WRITTEN EXERCISE.
Go through the data below. List every line that holds the word "footer".

EXTRACTED MATERIAL.
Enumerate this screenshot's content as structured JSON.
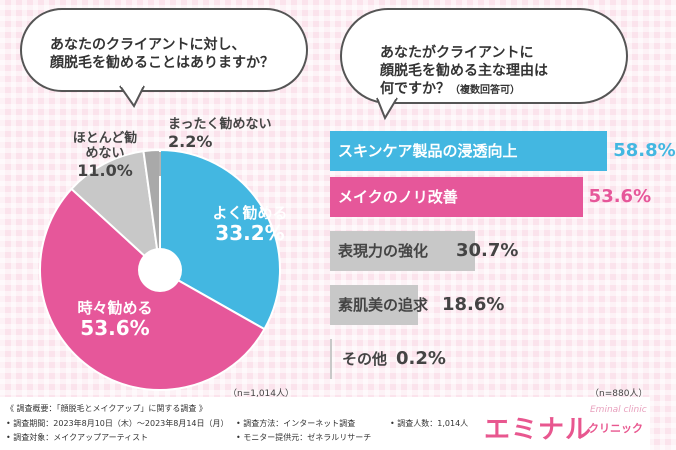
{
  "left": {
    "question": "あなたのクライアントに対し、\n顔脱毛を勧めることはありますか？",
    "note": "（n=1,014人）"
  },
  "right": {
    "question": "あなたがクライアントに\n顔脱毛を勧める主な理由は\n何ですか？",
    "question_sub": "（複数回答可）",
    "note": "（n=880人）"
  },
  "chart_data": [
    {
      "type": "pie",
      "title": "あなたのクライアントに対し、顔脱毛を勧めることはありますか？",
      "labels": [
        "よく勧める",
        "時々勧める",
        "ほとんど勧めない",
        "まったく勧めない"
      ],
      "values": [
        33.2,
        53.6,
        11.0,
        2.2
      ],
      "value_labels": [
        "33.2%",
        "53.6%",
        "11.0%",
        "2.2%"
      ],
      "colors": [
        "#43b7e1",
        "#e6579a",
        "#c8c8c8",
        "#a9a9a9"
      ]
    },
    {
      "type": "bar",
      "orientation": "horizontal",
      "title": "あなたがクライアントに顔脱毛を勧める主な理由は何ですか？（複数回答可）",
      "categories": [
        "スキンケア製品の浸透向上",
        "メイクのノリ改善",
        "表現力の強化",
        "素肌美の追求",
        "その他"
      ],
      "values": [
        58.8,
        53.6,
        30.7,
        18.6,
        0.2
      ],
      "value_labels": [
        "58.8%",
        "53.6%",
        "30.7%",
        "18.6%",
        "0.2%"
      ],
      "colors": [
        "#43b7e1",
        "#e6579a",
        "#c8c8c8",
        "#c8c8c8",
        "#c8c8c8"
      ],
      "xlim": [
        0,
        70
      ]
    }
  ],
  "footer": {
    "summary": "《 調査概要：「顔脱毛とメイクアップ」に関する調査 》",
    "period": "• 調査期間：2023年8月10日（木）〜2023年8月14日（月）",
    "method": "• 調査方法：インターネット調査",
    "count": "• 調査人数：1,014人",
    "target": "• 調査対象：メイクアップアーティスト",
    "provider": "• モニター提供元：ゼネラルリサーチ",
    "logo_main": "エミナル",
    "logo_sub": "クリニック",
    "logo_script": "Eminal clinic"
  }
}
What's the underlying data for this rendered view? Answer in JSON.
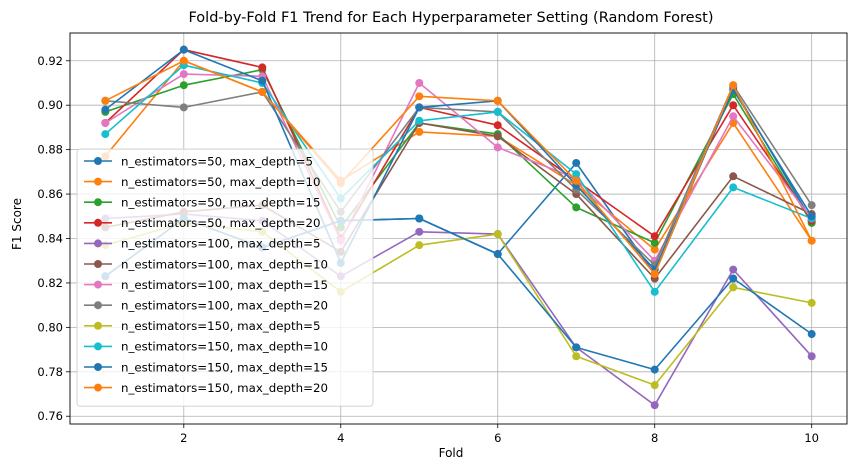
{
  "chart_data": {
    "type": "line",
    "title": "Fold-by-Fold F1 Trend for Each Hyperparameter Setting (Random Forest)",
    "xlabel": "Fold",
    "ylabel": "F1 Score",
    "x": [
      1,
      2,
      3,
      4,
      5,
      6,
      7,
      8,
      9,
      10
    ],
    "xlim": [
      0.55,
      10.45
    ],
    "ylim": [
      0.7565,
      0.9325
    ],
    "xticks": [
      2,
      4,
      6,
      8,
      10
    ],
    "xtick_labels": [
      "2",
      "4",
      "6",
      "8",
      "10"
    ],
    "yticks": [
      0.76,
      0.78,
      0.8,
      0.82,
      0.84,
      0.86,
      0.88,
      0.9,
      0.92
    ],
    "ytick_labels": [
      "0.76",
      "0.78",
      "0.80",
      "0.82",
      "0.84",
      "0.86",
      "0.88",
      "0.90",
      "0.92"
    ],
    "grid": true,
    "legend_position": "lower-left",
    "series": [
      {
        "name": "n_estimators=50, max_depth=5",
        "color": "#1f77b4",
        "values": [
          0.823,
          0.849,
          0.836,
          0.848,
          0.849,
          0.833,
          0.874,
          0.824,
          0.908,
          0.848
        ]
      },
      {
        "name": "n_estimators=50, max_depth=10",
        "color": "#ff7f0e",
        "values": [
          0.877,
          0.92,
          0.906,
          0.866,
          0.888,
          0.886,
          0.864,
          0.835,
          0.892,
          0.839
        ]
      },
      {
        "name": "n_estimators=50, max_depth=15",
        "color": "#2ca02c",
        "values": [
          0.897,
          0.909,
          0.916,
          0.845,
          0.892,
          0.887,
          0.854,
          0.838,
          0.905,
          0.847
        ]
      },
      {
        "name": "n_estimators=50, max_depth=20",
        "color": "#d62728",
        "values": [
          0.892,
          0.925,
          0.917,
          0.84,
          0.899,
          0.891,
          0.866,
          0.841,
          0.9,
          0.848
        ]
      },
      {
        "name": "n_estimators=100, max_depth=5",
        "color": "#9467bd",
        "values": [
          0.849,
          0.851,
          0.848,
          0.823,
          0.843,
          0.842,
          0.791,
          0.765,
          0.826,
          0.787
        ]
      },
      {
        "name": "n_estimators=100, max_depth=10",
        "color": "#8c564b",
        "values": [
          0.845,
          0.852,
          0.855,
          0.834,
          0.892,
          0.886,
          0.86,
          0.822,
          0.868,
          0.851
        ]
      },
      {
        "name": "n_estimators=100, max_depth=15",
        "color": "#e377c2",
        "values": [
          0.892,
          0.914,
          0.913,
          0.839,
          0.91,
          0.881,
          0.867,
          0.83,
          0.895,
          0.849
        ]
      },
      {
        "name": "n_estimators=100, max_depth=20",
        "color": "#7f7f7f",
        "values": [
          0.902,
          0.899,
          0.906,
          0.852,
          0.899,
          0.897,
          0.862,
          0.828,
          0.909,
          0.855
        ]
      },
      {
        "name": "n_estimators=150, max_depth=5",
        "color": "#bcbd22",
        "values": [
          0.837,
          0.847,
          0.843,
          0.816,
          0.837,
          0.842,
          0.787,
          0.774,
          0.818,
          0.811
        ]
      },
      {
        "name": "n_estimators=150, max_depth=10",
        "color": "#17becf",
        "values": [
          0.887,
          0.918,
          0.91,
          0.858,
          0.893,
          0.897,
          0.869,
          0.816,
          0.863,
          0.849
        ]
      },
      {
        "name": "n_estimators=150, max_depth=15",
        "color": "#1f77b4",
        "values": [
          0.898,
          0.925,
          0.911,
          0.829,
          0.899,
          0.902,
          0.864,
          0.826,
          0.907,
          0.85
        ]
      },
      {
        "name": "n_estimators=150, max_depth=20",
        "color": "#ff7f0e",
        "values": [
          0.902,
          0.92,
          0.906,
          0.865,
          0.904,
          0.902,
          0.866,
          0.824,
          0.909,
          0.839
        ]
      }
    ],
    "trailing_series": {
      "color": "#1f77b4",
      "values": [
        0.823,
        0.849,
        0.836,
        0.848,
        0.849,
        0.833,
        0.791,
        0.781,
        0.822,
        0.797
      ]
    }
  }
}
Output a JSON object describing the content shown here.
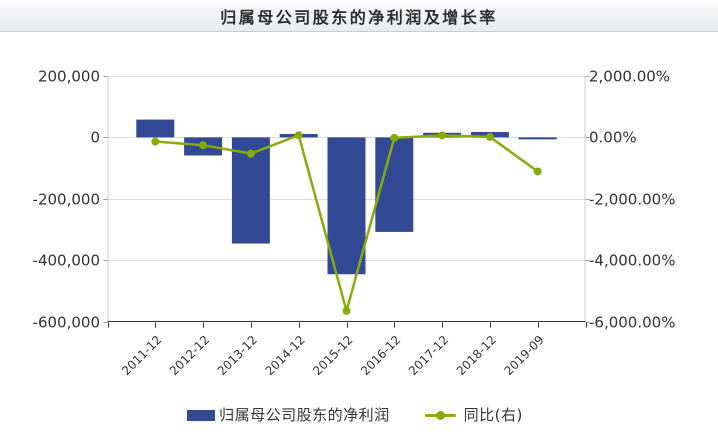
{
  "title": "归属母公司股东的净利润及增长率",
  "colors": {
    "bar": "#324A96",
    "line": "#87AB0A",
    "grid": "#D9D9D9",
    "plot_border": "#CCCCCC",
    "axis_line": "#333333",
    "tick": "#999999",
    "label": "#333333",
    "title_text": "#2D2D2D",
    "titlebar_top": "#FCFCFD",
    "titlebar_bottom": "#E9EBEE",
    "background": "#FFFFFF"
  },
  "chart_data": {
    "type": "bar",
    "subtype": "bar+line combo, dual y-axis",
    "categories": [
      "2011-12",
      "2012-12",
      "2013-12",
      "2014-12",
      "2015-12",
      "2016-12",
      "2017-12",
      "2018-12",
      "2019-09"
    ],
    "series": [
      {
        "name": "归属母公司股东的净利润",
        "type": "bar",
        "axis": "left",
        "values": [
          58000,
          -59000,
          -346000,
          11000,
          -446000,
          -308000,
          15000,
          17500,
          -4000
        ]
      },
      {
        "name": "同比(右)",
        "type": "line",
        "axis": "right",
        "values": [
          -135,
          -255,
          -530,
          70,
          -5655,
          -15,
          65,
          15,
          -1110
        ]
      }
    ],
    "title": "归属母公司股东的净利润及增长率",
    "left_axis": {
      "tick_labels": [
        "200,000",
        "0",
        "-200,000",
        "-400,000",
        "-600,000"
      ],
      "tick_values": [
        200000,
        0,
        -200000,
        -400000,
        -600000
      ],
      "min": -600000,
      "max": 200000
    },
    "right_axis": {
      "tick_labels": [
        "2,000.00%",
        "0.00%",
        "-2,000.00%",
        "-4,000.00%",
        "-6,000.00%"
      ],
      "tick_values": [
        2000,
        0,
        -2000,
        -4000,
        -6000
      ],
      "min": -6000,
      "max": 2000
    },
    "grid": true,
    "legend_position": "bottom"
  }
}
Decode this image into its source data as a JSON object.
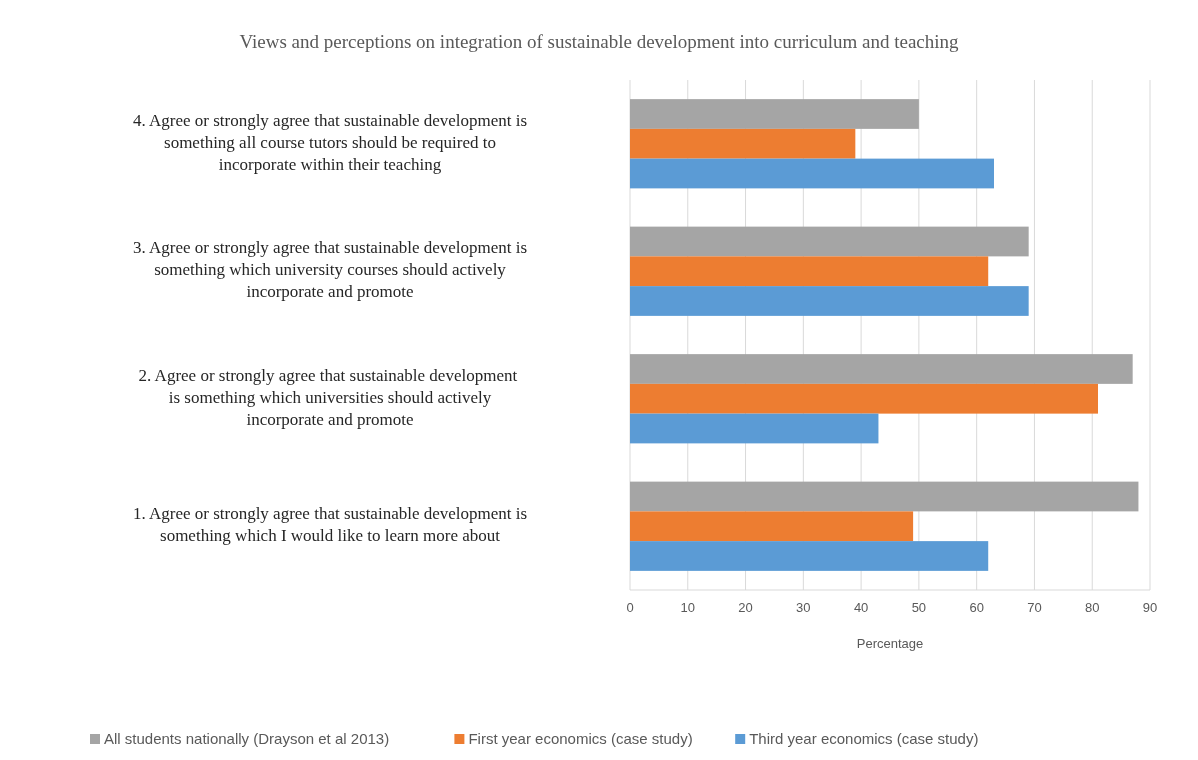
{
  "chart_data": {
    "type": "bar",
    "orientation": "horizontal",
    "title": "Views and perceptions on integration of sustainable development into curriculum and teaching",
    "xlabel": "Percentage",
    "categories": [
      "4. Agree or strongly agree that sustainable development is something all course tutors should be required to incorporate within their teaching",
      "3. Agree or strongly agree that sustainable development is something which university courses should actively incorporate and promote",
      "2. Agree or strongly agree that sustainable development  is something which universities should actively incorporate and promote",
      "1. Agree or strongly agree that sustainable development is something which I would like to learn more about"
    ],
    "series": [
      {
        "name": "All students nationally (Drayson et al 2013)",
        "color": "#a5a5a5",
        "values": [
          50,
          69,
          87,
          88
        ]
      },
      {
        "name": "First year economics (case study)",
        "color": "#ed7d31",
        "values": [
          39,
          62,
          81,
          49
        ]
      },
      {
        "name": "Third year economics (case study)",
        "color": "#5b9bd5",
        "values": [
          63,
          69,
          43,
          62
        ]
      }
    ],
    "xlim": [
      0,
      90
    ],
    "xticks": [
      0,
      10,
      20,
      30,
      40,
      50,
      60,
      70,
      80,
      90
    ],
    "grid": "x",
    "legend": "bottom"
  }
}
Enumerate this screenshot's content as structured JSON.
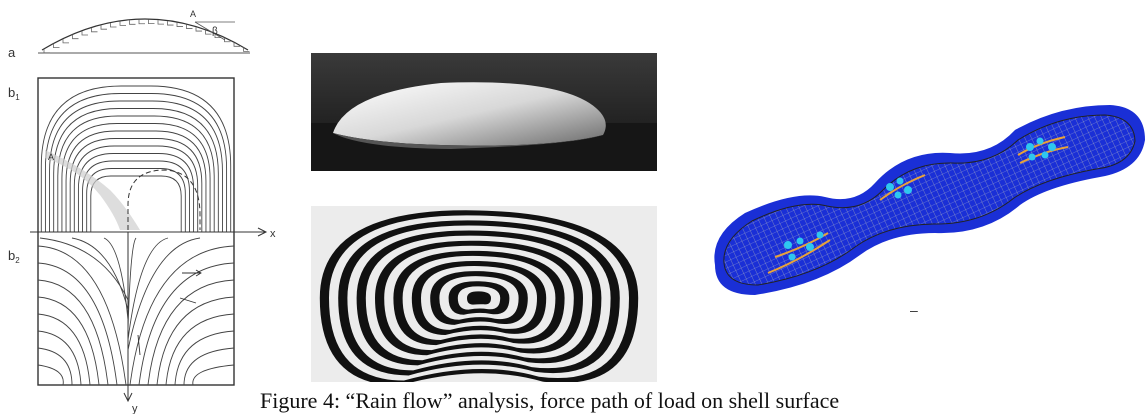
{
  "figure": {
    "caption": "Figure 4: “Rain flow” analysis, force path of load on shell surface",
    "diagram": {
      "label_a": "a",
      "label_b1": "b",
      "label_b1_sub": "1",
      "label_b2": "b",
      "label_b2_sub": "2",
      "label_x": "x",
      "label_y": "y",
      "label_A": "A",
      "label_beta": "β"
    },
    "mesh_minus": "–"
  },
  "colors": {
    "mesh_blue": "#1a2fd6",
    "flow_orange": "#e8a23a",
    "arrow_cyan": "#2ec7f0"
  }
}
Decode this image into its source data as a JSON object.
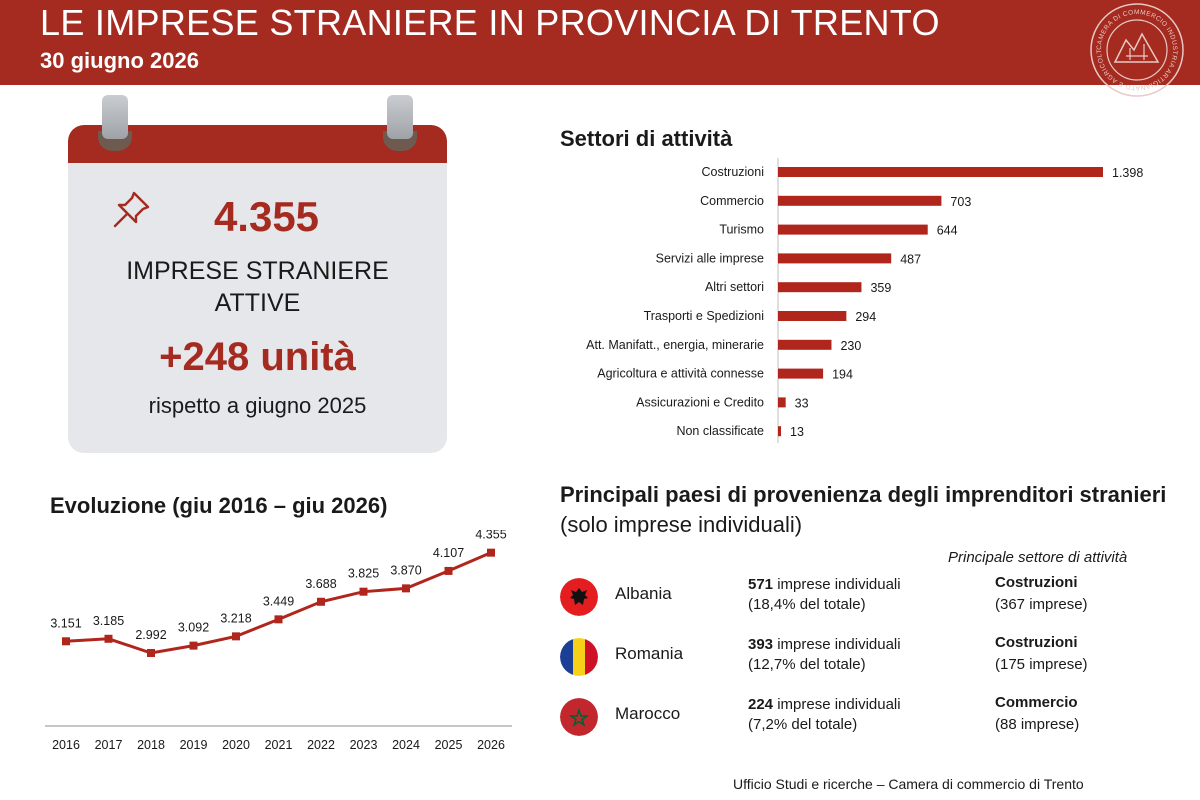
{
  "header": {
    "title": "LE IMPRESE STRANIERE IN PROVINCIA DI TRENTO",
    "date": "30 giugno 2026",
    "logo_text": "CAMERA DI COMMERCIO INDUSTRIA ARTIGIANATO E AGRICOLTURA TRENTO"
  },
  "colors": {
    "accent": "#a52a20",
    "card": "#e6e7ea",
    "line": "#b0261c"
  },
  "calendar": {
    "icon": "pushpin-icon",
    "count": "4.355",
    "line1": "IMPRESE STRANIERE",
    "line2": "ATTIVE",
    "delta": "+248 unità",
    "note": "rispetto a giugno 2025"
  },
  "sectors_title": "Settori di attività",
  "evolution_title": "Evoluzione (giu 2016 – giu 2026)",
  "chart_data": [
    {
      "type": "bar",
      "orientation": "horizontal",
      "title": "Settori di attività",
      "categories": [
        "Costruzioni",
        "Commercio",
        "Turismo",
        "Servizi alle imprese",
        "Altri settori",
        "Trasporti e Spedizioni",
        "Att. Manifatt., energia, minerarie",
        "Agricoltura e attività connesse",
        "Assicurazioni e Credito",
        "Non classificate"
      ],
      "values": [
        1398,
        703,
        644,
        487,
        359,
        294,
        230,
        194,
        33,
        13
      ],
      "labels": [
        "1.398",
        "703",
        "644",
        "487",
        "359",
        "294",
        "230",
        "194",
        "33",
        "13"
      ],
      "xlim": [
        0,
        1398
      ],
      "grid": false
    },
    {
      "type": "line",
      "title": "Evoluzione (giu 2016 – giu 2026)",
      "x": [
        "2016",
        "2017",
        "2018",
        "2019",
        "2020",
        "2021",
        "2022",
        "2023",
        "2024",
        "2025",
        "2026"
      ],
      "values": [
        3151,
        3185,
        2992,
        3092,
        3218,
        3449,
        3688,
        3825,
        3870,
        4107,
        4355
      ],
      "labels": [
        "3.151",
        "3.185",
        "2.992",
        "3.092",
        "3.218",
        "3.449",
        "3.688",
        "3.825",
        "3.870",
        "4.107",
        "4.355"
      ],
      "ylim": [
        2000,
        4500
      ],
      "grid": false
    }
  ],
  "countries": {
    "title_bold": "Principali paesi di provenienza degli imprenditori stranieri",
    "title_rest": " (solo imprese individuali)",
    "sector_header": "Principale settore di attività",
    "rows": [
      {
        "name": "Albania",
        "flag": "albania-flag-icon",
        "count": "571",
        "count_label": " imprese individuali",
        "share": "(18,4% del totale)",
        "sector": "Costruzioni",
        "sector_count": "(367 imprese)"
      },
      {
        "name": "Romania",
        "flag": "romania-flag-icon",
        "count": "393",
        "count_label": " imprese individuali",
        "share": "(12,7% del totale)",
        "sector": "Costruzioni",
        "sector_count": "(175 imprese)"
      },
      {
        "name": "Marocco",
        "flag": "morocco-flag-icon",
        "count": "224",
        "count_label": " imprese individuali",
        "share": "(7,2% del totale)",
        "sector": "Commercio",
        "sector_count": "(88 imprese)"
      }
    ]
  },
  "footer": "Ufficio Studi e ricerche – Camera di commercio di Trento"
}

COMPLETE ANSWER.
  "footer": {
  "footer": "Ufficio Studi e ricerche – Camera di commercio di Trento"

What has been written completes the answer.